§ **Direction**:
Omit all images. Write out the rest of the material exactly.

○ ○ ○ ○ ○

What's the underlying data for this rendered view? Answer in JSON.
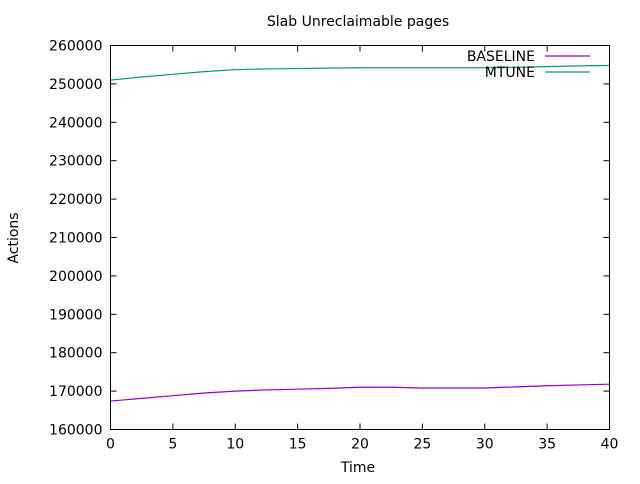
{
  "chart_data": {
    "type": "line",
    "title": "Slab Unreclaimable pages",
    "xlabel": "Time",
    "ylabel": "Actions",
    "xlim": [
      0,
      40
    ],
    "ylim": [
      160000,
      260000
    ],
    "xticks": [
      0,
      5,
      10,
      15,
      20,
      25,
      30,
      35,
      40
    ],
    "yticks": [
      160000,
      170000,
      180000,
      190000,
      200000,
      210000,
      220000,
      230000,
      240000,
      250000,
      260000
    ],
    "grid": false,
    "legend_position": "top-right",
    "x": [
      0,
      2.5,
      5,
      7.5,
      10,
      12.5,
      15,
      17.5,
      20,
      22.5,
      25,
      27.5,
      30,
      32.5,
      35,
      37.5,
      40
    ],
    "series": [
      {
        "name": "BASELINE",
        "color": "#9400d3",
        "values": [
          167400,
          168100,
          168800,
          169500,
          170000,
          170300,
          170500,
          170700,
          171000,
          171000,
          170800,
          170800,
          170800,
          171100,
          171400,
          171600,
          171800
        ]
      },
      {
        "name": "MTUNE",
        "color": "#009e73",
        "values": [
          251000,
          251800,
          252500,
          253200,
          253700,
          253900,
          254000,
          254100,
          254200,
          254200,
          254200,
          254200,
          254200,
          254300,
          254500,
          254700,
          254800
        ]
      }
    ]
  }
}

○ ○ ○ ○ ○

§ **Task answer**:
What's the underlying data for this rendered view? Answer in JSON.
{
  "chart_data": {
    "type": "line",
    "title": "Slab Unreclaimable pages",
    "xlabel": "Time",
    "ylabel": "Actions",
    "xlim": [
      0,
      40
    ],
    "ylim": [
      160000,
      260000
    ],
    "xticks": [
      0,
      5,
      10,
      15,
      20,
      25,
      30,
      35,
      40
    ],
    "yticks": [
      160000,
      170000,
      180000,
      190000,
      200000,
      210000,
      220000,
      230000,
      240000,
      250000,
      260000
    ],
    "grid": false,
    "legend_position": "top-right",
    "x": [
      0,
      2.5,
      5,
      7.5,
      10,
      12.5,
      15,
      17.5,
      20,
      22.5,
      25,
      27.5,
      30,
      32.5,
      35,
      37.5,
      40
    ],
    "series": [
      {
        "name": "BASELINE",
        "color": "#9400d3",
        "values": [
          167400,
          168100,
          168800,
          169500,
          170000,
          170300,
          170500,
          170700,
          171000,
          171000,
          170800,
          170800,
          170800,
          171100,
          171400,
          171600,
          171800
        ]
      },
      {
        "name": "MTUNE",
        "color": "#009e73",
        "values": [
          251000,
          251800,
          252500,
          253200,
          253700,
          253900,
          254000,
          254100,
          254200,
          254200,
          254200,
          254200,
          254200,
          254300,
          254500,
          254700,
          254800
        ]
      }
    ]
  }
}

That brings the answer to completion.